### Provided data

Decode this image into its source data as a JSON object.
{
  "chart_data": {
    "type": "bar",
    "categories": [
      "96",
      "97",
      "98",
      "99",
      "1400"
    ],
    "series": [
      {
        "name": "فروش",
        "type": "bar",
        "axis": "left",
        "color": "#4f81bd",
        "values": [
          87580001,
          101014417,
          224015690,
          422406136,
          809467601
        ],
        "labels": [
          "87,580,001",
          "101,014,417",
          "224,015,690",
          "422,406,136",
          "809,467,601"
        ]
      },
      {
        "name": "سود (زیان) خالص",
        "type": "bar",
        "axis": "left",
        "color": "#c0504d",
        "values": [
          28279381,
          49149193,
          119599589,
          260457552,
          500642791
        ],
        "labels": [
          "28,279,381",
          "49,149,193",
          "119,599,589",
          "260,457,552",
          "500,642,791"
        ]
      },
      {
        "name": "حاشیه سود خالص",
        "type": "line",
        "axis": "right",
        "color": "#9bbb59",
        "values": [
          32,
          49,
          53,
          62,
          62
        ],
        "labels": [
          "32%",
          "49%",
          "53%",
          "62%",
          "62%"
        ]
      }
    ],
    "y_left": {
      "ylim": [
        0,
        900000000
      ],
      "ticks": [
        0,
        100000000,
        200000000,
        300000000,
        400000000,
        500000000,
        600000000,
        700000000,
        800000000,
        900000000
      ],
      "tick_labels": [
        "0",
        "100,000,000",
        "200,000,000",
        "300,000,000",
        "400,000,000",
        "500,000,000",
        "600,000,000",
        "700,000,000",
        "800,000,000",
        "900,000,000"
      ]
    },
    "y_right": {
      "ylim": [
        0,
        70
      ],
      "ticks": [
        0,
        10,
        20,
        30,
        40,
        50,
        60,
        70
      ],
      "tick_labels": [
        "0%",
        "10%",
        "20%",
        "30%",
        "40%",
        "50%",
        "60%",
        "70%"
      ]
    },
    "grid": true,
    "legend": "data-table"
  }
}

### Exercise requirements
Make an exact copy of the data above.

### Task answer
Decode this image into its source data as a JSON object.
{
  "chart_data": {
    "type": "bar",
    "categories": [
      "96",
      "97",
      "98",
      "99",
      "1400"
    ],
    "series": [
      {
        "name": "فروش",
        "type": "bar",
        "axis": "left",
        "color": "#4f81bd",
        "values": [
          87580001,
          101014417,
          224015690,
          422406136,
          809467601
        ],
        "labels": [
          "87,580,001",
          "101,014,417",
          "224,015,690",
          "422,406,136",
          "809,467,601"
        ]
      },
      {
        "name": "سود (زیان) خالص",
        "type": "bar",
        "axis": "left",
        "color": "#c0504d",
        "values": [
          28279381,
          49149193,
          119599589,
          260457552,
          500642791
        ],
        "labels": [
          "28,279,381",
          "49,149,193",
          "119,599,589",
          "260,457,552",
          "500,642,791"
        ]
      },
      {
        "name": "حاشیه سود خالص",
        "type": "line",
        "axis": "right",
        "color": "#9bbb59",
        "values": [
          32,
          49,
          53,
          62,
          62
        ],
        "labels": [
          "32%",
          "49%",
          "53%",
          "62%",
          "62%"
        ]
      }
    ],
    "y_left": {
      "ylim": [
        0,
        900000000
      ],
      "ticks": [
        0,
        100000000,
        200000000,
        300000000,
        400000000,
        500000000,
        600000000,
        700000000,
        800000000,
        900000000
      ],
      "tick_labels": [
        "0",
        "100,000,000",
        "200,000,000",
        "300,000,000",
        "400,000,000",
        "500,000,000",
        "600,000,000",
        "700,000,000",
        "800,000,000",
        "900,000,000"
      ]
    },
    "y_right": {
      "ylim": [
        0,
        70
      ],
      "ticks": [
        0,
        10,
        20,
        30,
        40,
        50,
        60,
        70
      ],
      "tick_labels": [
        "0%",
        "10%",
        "20%",
        "30%",
        "40%",
        "50%",
        "60%",
        "70%"
      ]
    },
    "grid": true,
    "legend": "data-table"
  }
}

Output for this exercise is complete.